▶ **Your instructions**
Copy out all the lines in the records that include the word "text".

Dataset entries
* START *
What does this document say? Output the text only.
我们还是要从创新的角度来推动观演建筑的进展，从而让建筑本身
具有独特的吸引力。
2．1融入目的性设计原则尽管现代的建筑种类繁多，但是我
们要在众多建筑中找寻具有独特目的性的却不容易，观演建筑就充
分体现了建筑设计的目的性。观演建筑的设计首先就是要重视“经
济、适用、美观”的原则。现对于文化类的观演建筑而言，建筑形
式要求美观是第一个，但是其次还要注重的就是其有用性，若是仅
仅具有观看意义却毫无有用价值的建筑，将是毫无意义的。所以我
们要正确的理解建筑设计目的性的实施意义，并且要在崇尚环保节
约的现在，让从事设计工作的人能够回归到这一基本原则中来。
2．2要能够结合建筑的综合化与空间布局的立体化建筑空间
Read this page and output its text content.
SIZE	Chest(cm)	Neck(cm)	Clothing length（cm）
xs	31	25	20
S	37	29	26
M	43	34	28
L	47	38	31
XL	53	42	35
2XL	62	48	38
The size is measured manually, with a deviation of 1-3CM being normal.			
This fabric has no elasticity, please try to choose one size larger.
* END *
▶ **Result for this exercise**
What does this document say? Output the text only.
Read this page and output its text content.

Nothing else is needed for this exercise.